━━━ Data for this exercise

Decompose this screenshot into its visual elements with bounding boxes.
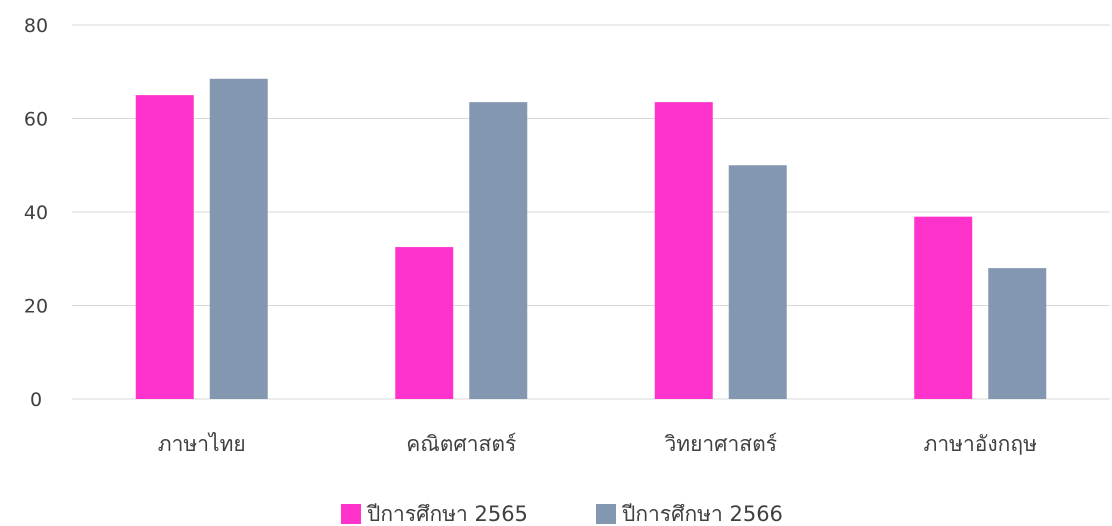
bar-2-2 <box>469 102 528 399</box>
legend-label: ปีการศึกษา 2565 <box>366 502 528 526</box>
legend-swatch <box>596 504 616 524</box>
y-tick-label: 0 <box>30 389 42 411</box>
bar-2-1 <box>209 78 268 399</box>
legend-label: ปีการศึกษา 2566 <box>621 502 783 526</box>
x-axis-labels: ภาษาไทย คณิตศาสตร์ วิทยาศาสตร์ ภาษาอังกฤษ <box>158 432 1037 456</box>
y-tick-label: 40 <box>24 202 48 224</box>
bar-1-2 <box>395 247 454 399</box>
legend-swatch <box>341 504 361 524</box>
y-tick-label: 20 <box>24 296 48 318</box>
bar-2-4 <box>988 268 1047 399</box>
bar-1-3 <box>654 102 713 399</box>
category-label: ภาษาไทย <box>158 432 246 456</box>
bar-1-4 <box>914 216 973 399</box>
y-tick-label: 60 <box>24 109 48 131</box>
category-label: วิทยาศาสตร์ <box>664 432 777 456</box>
bar-1-1 <box>135 95 194 399</box>
y-tick-label: 80 <box>24 15 48 37</box>
bars <box>135 78 1047 399</box>
y-axis-ticks: 0 20 40 60 80 <box>24 15 48 411</box>
legend: ปีการศึกษา 2565 ปีการศึกษา 2566 <box>341 502 783 526</box>
category-label: คณิตศาสตร์ <box>406 432 516 456</box>
bar-2-3 <box>728 165 787 399</box>
category-label: ภาษาอังกฤษ <box>924 432 1037 456</box>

━━━━━━

**What you are asked to do**
Please format the lines of the records above, from the line with "bar-2-2 <box>469 102 528 399</box>" to the line with "bar-2-1 <box>209 78 268 399</box>", both included, as a numbered list, leaving out any blank lines.

**Answer**
1. bar-2-2 <box>469 102 528 399</box>
2. legend-label: ปีการศึกษา 2565 <box>366 502 528 526</box>
3. legend-swatch <box>596 504 616 524</box>
4. y-tick-label: 0 <box>30 389 42 411</box>
5. bar-2-1 <box>209 78 268 399</box>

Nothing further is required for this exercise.